* _EXERCISE_
The records below must be returned exactly, with every picture left out.

[Extracted data entries]
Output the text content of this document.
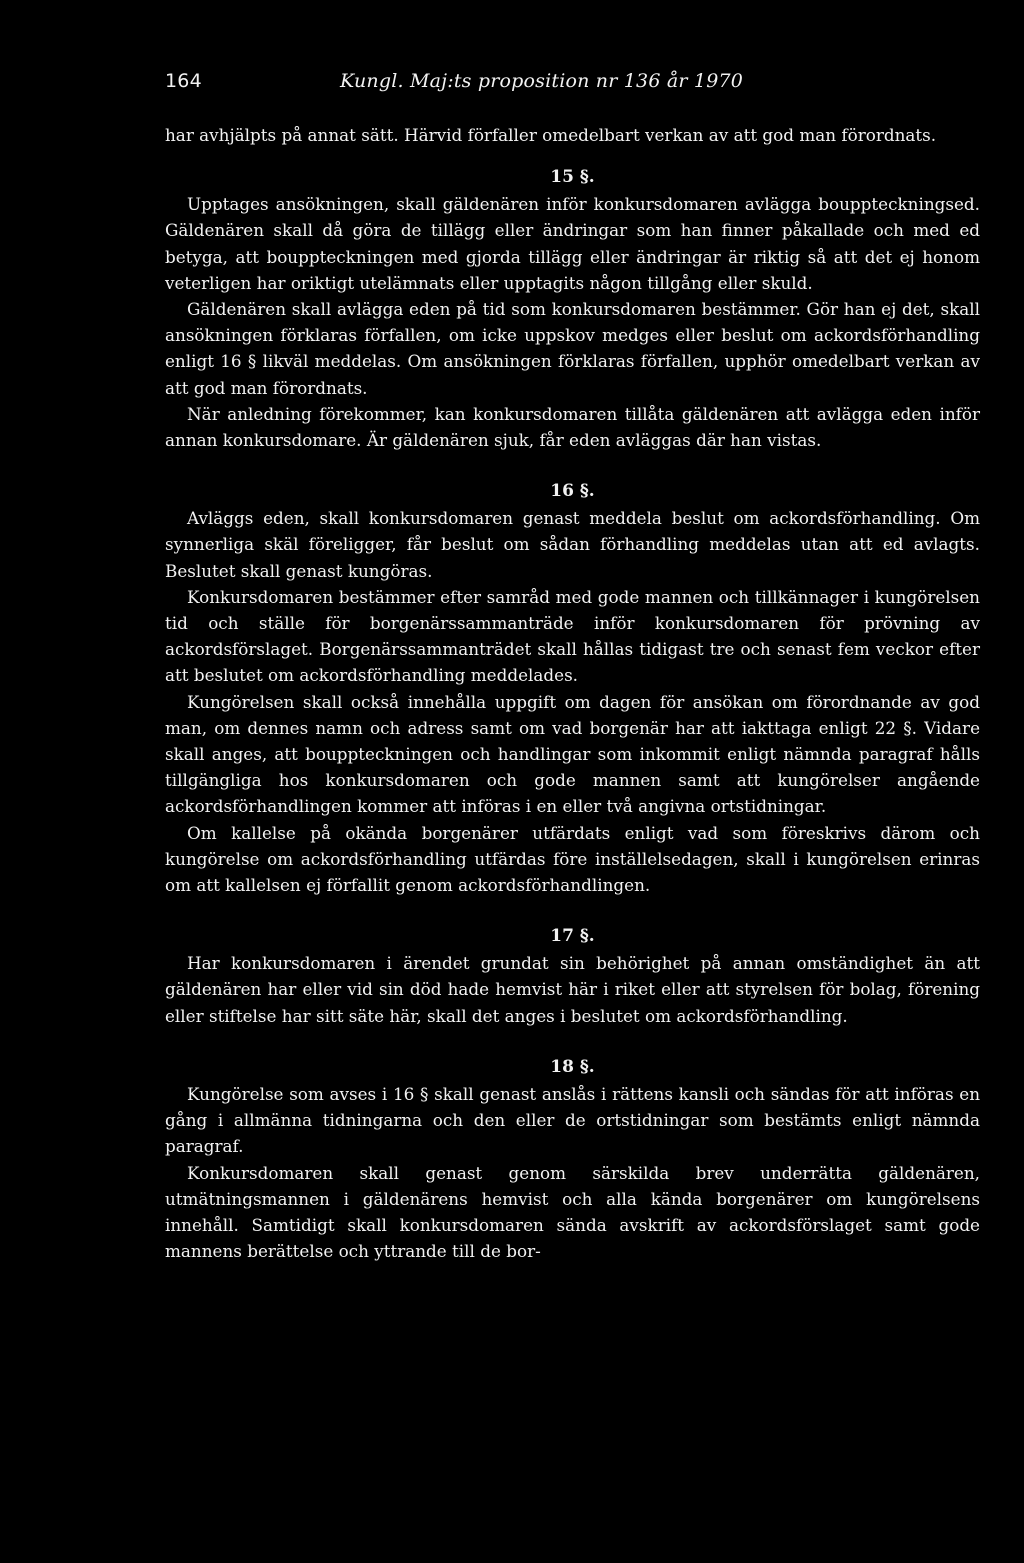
164	Kungl. Maj:ts proposition nr 136 år 1970

har avhjälpts på annat sätt. Härvid förfaller omedelbart verkan av att god man förordnats.

15 §.

Upptages ansökningen, skall gäldenären inför konkursdomaren avlägga bouppteckningsed. Gäldenären skall då göra de tillägg eller ändringar som han finner påkallade och med ed betyga, att bouppteckningen med gjorda tillägg eller ändringar är riktig så att det ej honom veterligen har oriktigt utelämnats eller upptagits någon tillgång eller skuld.

Gäldenären skall avlägga eden på tid som konkursdomaren bestämmer. Gör han ej det, skall ansökningen förklaras förfallen, om icke uppskov medges eller beslut om ackordsförhandling enligt 16 § likväl meddelas. Om ansökningen förklaras förfallen, upphör omedelbart verkan av att god man förordnats.

När anledning förekommer, kan konkursdomaren tillåta gäldenären att avlägga eden inför annan konkursdomare. Är gäldenären sjuk, får eden avläggas där han vistas.

16 §.

Avläggs eden, skall konkursdomaren genast meddela beslut om ackordsförhandling. Om synnerliga skäl föreligger, får beslut om sådan förhandling meddelas utan att ed avlagts. Beslutet skall genast kungöras.

Konkursdomaren bestämmer efter samråd med gode mannen och tillkännager i kungörelsen tid och ställe för borgenärssammanträde inför konkursdomaren för prövning av ackordsförslaget. Borgenärssammanträdet skall hållas tidigast tre och senast fem veckor efter att beslutet om ackordsförhandling meddelades.

Kungörelsen skall också innehålla uppgift om dagen för ansökan om förordnande av god man, om dennes namn och adress samt om vad borgenär har att iakttaga enligt 22 §. Vidare skall anges, att bouppteckningen och handlingar som inkommit enligt nämnda paragraf hålls tillgängliga hos konkursdomaren och gode mannen samt att kungörelser angående ackordsförhandlingen kommer att införas i en eller två angivna ortstidningar.

Om kallelse på okända borgenärer utfärdats enligt vad som föreskrivs därom och kungörelse om ackordsförhandling utfärdas före inställelsedagen, skall i kungörelsen erinras om att kallelsen ej förfallit genom ackordsförhandlingen.

17 §.

Har konkursdomaren i ärendet grundat sin behörighet på annan omständighet än att gäldenären har eller vid sin död hade hemvist här i riket eller att styrelsen för bolag, förening eller stiftelse har sitt säte här, skall det anges i beslutet om ackordsförhandling.

18 §.

Kungörelse som avses i 16 § skall genast anslås i rättens kansli och sändas för att införas en gång i allmänna tidningarna och den eller de ortstidningar som bestämts enligt nämnda paragraf.

Konkursdomaren skall genast genom särskilda brev underrätta gäldenären, utmätningsmannen i gäldenärens hemvist och alla kända borgenärer om kungörelsens innehåll. Samtidigt skall konkursdomaren sända avskrift av ackordsförslaget samt gode mannens berättelse och yttrande till de bor-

* _RESPONSE TO THIS EXERCISE_
Output the text content of this document.
164	Kungl. Maj:ts proposition nr 136 år 1970

har avhjälpts på annat sätt. Härvid förfaller omedelbart verkan av att god man förordnats.

15 §.

Upptages ansökningen, skall gäldenären inför konkursdomaren avlägga bouppteckningsed. Gäldenären skall då göra de tillägg eller ändringar som han finner påkallade och med ed betyga, att bouppteckningen med gjorda tillägg eller ändringar är riktig så att det ej honom veterligen har oriktigt utelämnats eller upptagits någon tillgång eller skuld.

Gäldenären skall avlägga eden på tid som konkursdomaren bestämmer. Gör han ej det, skall ansökningen förklaras förfallen, om icke uppskov medges eller beslut om ackordsförhandling enligt 16 § likväl meddelas. Om ansökningen förklaras förfallen, upphör omedelbart verkan av att god man förordnats.

När anledning förekommer, kan konkursdomaren tillåta gäldenären att avlägga eden inför annan konkursdomare. Är gäldenären sjuk, får eden avläggas där han vistas.

16 §.

Avläggs eden, skall konkursdomaren genast meddela beslut om ackordsförhandling. Om synnerliga skäl föreligger, får beslut om sådan förhandling meddelas utan att ed avlagts. Beslutet skall genast kungöras.

Konkursdomaren bestämmer efter samråd med gode mannen och tillkännager i kungörelsen tid och ställe för borgenärssammanträde inför konkursdomaren för prövning av ackordsförslaget. Borgenärssammanträdet skall hållas tidigast tre och senast fem veckor efter att beslutet om ackordsförhandling meddelades.

Kungörelsen skall också innehålla uppgift om dagen för ansökan om förordnande av god man, om dennes namn och adress samt om vad borgenär har att iakttaga enligt 22 §. Vidare skall anges, att bouppteckningen och handlingar som inkommit enligt nämnda paragraf hålls tillgängliga hos konkursdomaren och gode mannen samt att kungörelser angående ackordsförhandlingen kommer att införas i en eller två angivna ortstidningar.

Om kallelse på okända borgenärer utfärdats enligt vad som föreskrivs därom och kungörelse om ackordsförhandling utfärdas före inställelsedagen, skall i kungörelsen erinras om att kallelsen ej förfallit genom ackordsförhandlingen.

17 §.

Har konkursdomaren i ärendet grundat sin behörighet på annan omständighet än att gäldenären har eller vid sin död hade hemvist här i riket eller att styrelsen för bolag, förening eller stiftelse har sitt säte här, skall det anges i beslutet om ackordsförhandling.

18 §.

Kungörelse som avses i 16 § skall genast anslås i rättens kansli och sändas för att införas en gång i allmänna tidningarna och den eller de ortstidningar som bestämts enligt nämnda paragraf.

Konkursdomaren skall genast genom särskilda brev underrätta gäldenären, utmätningsmannen i gäldenärens hemvist och alla kända borgenärer om kungörelsens innehåll. Samtidigt skall konkursdomaren sända avskrift av ackordsförslaget samt gode mannens berättelse och yttrande till de bor-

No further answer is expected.